§ Written exercise
Locate each line containing the string "克氧化镁" and copy it out.

§ Recorded data
┌──
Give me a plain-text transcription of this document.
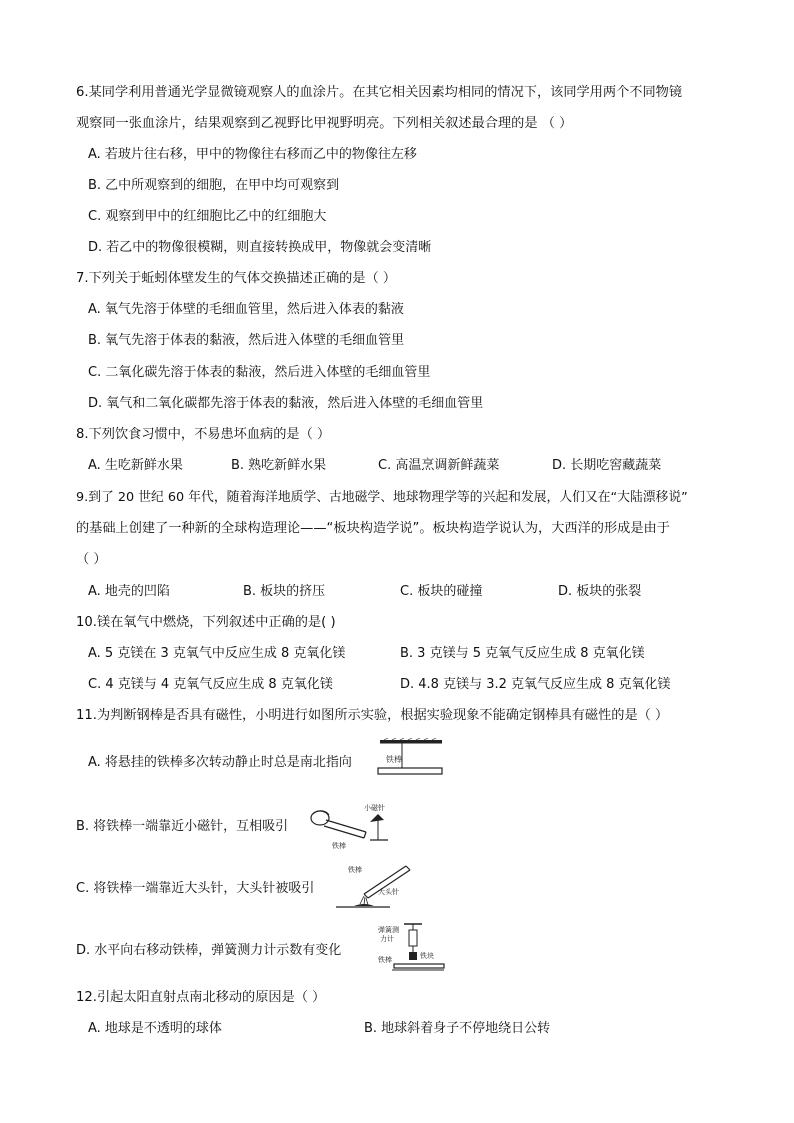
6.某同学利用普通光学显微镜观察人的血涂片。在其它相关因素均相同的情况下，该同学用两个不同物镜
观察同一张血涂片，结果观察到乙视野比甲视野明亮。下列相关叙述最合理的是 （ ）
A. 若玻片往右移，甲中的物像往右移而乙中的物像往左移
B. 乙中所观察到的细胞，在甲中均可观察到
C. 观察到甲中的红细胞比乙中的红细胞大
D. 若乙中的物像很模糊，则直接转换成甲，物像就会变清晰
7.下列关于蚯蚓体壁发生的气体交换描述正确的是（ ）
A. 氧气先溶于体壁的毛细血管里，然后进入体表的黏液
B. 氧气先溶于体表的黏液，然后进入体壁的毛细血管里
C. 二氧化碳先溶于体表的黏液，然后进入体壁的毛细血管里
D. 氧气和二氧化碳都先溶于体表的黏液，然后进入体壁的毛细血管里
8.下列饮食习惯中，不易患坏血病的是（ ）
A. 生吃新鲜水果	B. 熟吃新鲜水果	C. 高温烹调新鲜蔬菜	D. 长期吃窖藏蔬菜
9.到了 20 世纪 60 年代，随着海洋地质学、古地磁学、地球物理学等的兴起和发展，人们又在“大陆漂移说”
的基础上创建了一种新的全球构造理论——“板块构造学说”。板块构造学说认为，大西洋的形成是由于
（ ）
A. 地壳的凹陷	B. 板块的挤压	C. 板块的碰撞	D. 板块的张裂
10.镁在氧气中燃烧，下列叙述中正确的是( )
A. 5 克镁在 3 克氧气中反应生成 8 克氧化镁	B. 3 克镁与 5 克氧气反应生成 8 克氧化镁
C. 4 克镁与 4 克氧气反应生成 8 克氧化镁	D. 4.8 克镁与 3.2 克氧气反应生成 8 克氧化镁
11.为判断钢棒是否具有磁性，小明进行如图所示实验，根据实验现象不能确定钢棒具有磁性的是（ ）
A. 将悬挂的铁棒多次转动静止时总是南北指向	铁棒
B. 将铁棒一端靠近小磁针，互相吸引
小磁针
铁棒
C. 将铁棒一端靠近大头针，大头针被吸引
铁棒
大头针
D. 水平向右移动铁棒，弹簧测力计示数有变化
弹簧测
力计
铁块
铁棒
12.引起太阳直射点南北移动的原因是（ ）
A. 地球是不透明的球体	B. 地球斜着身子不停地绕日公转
└──
┌──
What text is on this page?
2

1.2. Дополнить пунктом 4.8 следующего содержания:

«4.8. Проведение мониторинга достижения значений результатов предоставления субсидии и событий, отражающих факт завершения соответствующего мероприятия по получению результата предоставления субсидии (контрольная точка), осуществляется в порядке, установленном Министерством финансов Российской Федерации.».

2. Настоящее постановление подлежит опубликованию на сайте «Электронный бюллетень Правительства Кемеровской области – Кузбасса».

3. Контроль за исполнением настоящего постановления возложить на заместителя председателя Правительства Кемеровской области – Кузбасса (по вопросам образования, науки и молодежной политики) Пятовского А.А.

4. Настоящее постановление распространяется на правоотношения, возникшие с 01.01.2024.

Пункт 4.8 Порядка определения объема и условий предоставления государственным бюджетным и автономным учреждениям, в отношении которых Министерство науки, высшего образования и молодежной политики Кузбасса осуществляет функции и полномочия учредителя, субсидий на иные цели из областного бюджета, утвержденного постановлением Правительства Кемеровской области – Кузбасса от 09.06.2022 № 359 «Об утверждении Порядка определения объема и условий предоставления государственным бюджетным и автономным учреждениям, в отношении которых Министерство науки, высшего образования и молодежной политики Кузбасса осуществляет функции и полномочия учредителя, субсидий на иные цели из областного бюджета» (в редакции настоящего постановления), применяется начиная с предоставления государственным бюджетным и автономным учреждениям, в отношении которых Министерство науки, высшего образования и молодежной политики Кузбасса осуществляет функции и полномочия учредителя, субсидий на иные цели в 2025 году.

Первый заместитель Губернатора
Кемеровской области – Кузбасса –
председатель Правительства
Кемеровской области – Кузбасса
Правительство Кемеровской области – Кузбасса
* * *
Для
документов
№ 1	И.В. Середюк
└──
§ Written solution
A. 5 克镁在 3 克氧气中反应生成 8 克氧化镁	B. 3 克镁与 5 克氧气反应生成 8 克氧化镁
C. 4 克镁与 4 克氧气反应生成 8 克氧化镁	D. 4.8 克镁与 3.2 克氧气反应生成 8 克氧化镁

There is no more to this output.